DATA SHOWN
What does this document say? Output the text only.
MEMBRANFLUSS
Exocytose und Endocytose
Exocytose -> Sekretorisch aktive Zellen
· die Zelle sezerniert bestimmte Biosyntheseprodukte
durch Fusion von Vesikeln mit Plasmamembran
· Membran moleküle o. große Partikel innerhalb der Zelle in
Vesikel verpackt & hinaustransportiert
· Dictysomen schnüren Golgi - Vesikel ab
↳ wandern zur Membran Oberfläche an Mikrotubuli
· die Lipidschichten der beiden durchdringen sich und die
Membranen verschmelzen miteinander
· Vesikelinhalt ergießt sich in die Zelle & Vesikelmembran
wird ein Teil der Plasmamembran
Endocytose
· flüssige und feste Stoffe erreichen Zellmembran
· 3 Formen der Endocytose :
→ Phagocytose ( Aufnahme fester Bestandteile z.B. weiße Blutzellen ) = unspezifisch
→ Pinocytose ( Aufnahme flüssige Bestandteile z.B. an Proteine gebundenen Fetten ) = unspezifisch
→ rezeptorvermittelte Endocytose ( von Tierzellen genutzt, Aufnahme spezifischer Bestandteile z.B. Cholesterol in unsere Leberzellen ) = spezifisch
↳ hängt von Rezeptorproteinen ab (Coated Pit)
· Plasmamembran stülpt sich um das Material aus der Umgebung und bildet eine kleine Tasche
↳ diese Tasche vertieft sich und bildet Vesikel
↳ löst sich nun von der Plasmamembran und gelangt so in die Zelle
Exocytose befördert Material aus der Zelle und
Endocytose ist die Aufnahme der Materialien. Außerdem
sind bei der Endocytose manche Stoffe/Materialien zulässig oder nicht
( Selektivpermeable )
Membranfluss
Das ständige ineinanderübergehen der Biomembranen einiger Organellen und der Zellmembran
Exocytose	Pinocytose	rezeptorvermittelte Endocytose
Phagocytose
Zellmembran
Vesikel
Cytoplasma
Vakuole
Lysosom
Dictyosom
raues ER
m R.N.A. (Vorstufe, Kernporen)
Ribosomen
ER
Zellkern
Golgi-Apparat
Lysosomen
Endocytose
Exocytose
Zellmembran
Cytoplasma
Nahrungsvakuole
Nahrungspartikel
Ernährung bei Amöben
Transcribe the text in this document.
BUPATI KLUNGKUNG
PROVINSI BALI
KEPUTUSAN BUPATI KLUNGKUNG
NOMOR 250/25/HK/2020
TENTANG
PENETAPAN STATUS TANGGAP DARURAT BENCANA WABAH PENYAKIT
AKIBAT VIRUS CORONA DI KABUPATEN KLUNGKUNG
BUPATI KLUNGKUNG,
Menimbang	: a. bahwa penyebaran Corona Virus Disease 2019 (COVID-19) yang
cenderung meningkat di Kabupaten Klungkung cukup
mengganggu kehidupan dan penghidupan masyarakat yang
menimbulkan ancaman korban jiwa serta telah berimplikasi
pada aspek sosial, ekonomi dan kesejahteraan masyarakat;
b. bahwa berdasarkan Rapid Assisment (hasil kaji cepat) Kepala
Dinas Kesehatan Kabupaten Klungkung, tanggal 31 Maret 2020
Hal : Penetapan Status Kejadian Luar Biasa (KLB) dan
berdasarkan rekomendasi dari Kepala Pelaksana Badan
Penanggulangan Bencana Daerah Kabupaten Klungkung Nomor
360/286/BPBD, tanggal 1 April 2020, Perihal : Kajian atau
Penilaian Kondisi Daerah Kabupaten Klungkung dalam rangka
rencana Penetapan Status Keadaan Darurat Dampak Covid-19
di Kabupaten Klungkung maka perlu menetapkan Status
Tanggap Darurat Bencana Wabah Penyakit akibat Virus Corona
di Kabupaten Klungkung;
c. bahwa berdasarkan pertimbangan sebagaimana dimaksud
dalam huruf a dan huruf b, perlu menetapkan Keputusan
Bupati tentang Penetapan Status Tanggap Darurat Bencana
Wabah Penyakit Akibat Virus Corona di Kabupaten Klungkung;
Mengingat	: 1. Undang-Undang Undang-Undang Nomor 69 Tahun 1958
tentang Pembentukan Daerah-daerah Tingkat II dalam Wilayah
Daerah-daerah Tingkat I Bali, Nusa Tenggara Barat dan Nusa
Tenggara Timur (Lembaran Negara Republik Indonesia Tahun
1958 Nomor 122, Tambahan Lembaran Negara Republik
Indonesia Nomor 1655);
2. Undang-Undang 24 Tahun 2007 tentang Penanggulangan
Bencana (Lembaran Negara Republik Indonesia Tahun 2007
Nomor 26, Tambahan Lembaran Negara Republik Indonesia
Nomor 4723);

EXERCISE DETAILS
Output the entries above word for word.

ANSWER TO THIS EXERCISE
What does this document say? Output the text only.
MEMBRANFLUSS
Exocytose und Endocytose
Exocytose -> Sekretorisch aktive Zellen
· die Zelle sezerniert bestimmte Biosyntheseprodukte
durch Fusion von Vesikeln mit Plasmamembran
· Membran moleküle o. große Partikel innerhalb der Zelle in
Vesikel verpackt & hinaustransportiert
· Dictysomen schnüren Golgi - Vesikel ab
↳ wandern zur Membran Oberfläche an Mikrotubuli
· die Lipidschichten der beiden durchdringen sich und die
Membranen verschmelzen miteinander
· Vesikelinhalt ergießt sich in die Zelle & Vesikelmembran
wird ein Teil der Plasmamembran
Endocytose
· flüssige und feste Stoffe erreichen Zellmembran
· 3 Formen der Endocytose :
→ Phagocytose ( Aufnahme fester Bestandteile z.B. weiße Blutzellen ) = unspezifisch
→ Pinocytose ( Aufnahme flüssige Bestandteile z.B. an Proteine gebundenen Fetten ) = unspezifisch
→ rezeptorvermittelte Endocytose ( von Tierzellen genutzt, Aufnahme spezifischer Bestandteile z.B. Cholesterol in unsere Leberzellen ) = spezifisch
↳ hängt von Rezeptorproteinen ab (Coated Pit)
· Plasmamembran stülpt sich um das Material aus der Umgebung und bildet eine kleine Tasche
↳ diese Tasche vertieft sich und bildet Vesikel
↳ löst sich nun von der Plasmamembran und gelangt so in die Zelle
Exocytose befördert Material aus der Zelle und
Endocytose ist die Aufnahme der Materialien. Außerdem
sind bei der Endocytose manche Stoffe/Materialien zulässig oder nicht
( Selektivpermeable )
Membranfluss
Das ständige ineinanderübergehen der Biomembranen einiger Organellen und der Zellmembran
Exocytose	Pinocytose	rezeptorvermittelte Endocytose
Phagocytose
Zellmembran
Vesikel
Cytoplasma
Vakuole
Lysosom
Dictyosom
raues ER
m R.N.A. (Vorstufe, Kernporen)
Ribosomen
ER
Zellkern
Golgi-Apparat
Lysosomen
Endocytose
Exocytose
Zellmembran
Cytoplasma
Nahrungsvakuole
Nahrungspartikel
Ernährung bei Amöben
Transcribe the text in this document.
BUPATI KLUNGKUNG
PROVINSI BALI
KEPUTUSAN BUPATI KLUNGKUNG
NOMOR 250/25/HK/2020
TENTANG
PENETAPAN STATUS TANGGAP DARURAT BENCANA WABAH PENYAKIT
AKIBAT VIRUS CORONA DI KABUPATEN KLUNGKUNG
BUPATI KLUNGKUNG,
Menimbang	: a. bahwa penyebaran Corona Virus Disease 2019 (COVID-19) yang
cenderung meningkat di Kabupaten Klungkung cukup
mengganggu kehidupan dan penghidupan masyarakat yang
menimbulkan ancaman korban jiwa serta telah berimplikasi
pada aspek sosial, ekonomi dan kesejahteraan masyarakat;
b. bahwa berdasarkan Rapid Assisment (hasil kaji cepat) Kepala
Dinas Kesehatan Kabupaten Klungkung, tanggal 31 Maret 2020
Hal : Penetapan Status Kejadian Luar Biasa (KLB) dan
berdasarkan rekomendasi dari Kepala Pelaksana Badan
Penanggulangan Bencana Daerah Kabupaten Klungkung Nomor
360/286/BPBD, tanggal 1 April 2020, Perihal : Kajian atau
Penilaian Kondisi Daerah Kabupaten Klungkung dalam rangka
rencana Penetapan Status Keadaan Darurat Dampak Covid-19
di Kabupaten Klungkung maka perlu menetapkan Status
Tanggap Darurat Bencana Wabah Penyakit akibat Virus Corona
di Kabupaten Klungkung;
c. bahwa berdasarkan pertimbangan sebagaimana dimaksud
dalam huruf a dan huruf b, perlu menetapkan Keputusan
Bupati tentang Penetapan Status Tanggap Darurat Bencana
Wabah Penyakit Akibat Virus Corona di Kabupaten Klungkung;
Mengingat	: 1. Undang-Undang Undang-Undang Nomor 69 Tahun 1958
tentang Pembentukan Daerah-daerah Tingkat II dalam Wilayah
Daerah-daerah Tingkat I Bali, Nusa Tenggara Barat dan Nusa
Tenggara Timur (Lembaran Negara Republik Indonesia Tahun
1958 Nomor 122, Tambahan Lembaran Negara Republik
Indonesia Nomor 1655);
2. Undang-Undang 24 Tahun 2007 tentang Penanggulangan
Bencana (Lembaran Negara Republik Indonesia Tahun 2007
Nomor 26, Tambahan Lembaran Negara Republik Indonesia
Nomor 4723);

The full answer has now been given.